▽

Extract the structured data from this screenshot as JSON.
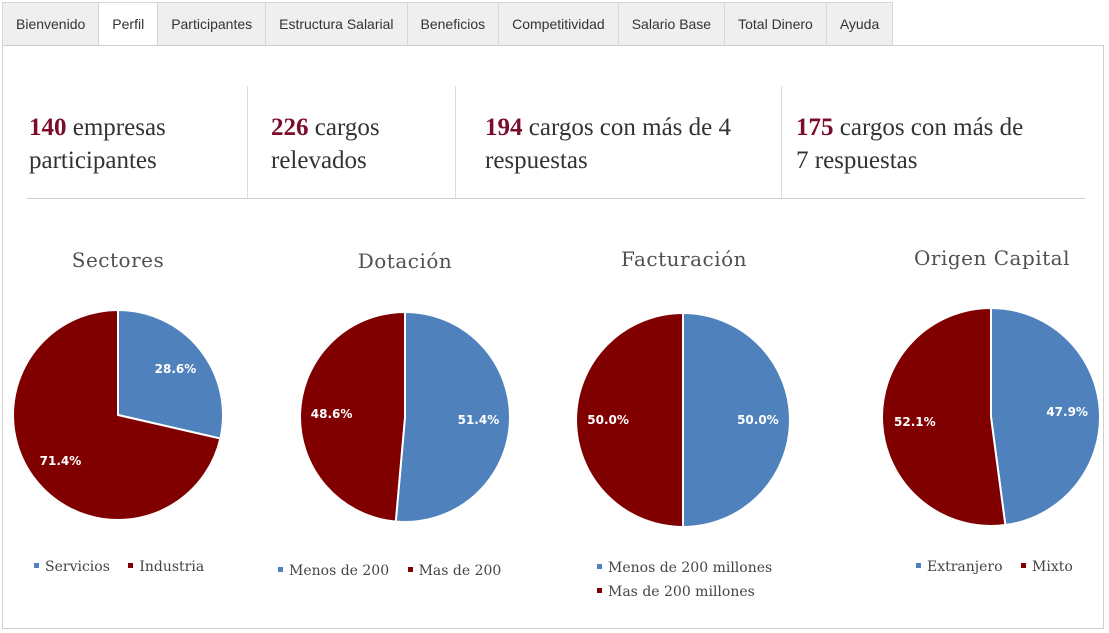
{
  "tabs": [
    "Bienvenido",
    "Perfil",
    "Participantes",
    "Estructura Salarial",
    "Beneficios",
    "Competitividad",
    "Salario Base",
    "Total Dinero",
    "Ayuda"
  ],
  "active_tab": "Perfil",
  "stats": [
    {
      "number": "140",
      "line1": " empresas",
      "line2": "participantes"
    },
    {
      "number": "226",
      "line1": " cargos",
      "line2": "relevados"
    },
    {
      "number": "194",
      "line1": " cargos con más de 4",
      "line2": "respuestas"
    },
    {
      "number": "175",
      "line1": " cargos con más de",
      "line2": "7 respuestas"
    }
  ],
  "colors": {
    "blue": "#4f81bd",
    "red": "#800000",
    "accent": "#7b0c2c"
  },
  "chart_data": [
    {
      "type": "pie",
      "title": "Sectores",
      "categories": [
        "Servicios",
        "Industria"
      ],
      "values": [
        28.6,
        71.4
      ],
      "labels": [
        "28.6%",
        "71.4%"
      ]
    },
    {
      "type": "pie",
      "title": "Dotación",
      "categories": [
        "Menos de 200",
        "Mas de 200"
      ],
      "values": [
        51.4,
        48.6
      ],
      "labels": [
        "51.4%",
        "48.6%"
      ]
    },
    {
      "type": "pie",
      "title": "Facturación",
      "categories": [
        "Menos de 200 millones",
        "Mas de 200 millones"
      ],
      "values": [
        50.0,
        50.0
      ],
      "labels": [
        "50.0%",
        "50.0%"
      ]
    },
    {
      "type": "pie",
      "title": "Origen Capital",
      "categories": [
        "Extranjero",
        "Mixto"
      ],
      "values": [
        47.9,
        52.1
      ],
      "labels": [
        "47.9%",
        "52.1%"
      ]
    }
  ]
}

△

**WORK TO BE COMPLETED:** Copy every line above that includes the string "cargos".

**REPLY:**
      "line1": " cargos",
      "line1": " cargos con más de 4",
      "line1": " cargos con más de",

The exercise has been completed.